Identify the lines that contain the word "Online", then copy them.

### Dataset excerpts
>>>

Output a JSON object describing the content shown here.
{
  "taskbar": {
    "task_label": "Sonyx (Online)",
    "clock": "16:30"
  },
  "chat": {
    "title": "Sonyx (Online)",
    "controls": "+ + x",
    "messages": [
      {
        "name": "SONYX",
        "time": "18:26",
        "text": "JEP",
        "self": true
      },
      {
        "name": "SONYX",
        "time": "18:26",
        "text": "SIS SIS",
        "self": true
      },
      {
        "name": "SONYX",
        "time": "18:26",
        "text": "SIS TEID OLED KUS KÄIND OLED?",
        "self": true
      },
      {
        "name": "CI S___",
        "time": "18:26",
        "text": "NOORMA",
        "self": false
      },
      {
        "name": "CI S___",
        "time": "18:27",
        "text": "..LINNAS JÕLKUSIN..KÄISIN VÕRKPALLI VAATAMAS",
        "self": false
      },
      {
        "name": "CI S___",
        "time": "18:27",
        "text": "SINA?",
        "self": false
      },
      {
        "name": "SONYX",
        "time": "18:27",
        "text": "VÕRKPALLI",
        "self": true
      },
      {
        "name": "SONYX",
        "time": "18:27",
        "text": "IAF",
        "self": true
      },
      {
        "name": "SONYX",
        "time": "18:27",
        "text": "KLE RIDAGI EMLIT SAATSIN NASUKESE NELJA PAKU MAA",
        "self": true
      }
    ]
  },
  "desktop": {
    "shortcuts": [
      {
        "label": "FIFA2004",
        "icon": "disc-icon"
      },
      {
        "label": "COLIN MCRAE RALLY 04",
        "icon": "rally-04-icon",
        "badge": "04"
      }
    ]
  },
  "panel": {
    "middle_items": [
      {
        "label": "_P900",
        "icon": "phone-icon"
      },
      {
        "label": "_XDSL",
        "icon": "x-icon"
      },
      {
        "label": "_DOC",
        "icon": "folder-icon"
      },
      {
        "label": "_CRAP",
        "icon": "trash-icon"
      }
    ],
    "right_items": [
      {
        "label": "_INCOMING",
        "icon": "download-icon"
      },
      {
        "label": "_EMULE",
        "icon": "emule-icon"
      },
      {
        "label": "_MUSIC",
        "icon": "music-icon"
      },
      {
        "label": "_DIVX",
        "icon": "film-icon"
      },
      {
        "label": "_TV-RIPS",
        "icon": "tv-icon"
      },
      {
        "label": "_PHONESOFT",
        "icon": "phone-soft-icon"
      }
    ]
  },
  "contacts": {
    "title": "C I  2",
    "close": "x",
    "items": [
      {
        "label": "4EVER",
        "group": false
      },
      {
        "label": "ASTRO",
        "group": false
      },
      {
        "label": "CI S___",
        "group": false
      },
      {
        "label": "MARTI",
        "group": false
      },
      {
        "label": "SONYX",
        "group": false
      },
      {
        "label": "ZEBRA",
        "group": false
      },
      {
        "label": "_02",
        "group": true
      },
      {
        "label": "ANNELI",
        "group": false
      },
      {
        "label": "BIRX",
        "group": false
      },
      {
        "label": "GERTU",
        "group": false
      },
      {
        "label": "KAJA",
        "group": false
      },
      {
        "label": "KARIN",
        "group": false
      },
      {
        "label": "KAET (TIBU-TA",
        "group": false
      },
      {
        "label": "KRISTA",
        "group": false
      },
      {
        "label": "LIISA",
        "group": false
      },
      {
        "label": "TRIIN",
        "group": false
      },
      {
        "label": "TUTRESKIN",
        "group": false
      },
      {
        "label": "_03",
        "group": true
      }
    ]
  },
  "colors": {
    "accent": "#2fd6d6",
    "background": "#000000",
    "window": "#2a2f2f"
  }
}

<<<

### FULL RESPONSE
    "task_label": "Sonyx (Online)",
    "title": "Sonyx (Online)",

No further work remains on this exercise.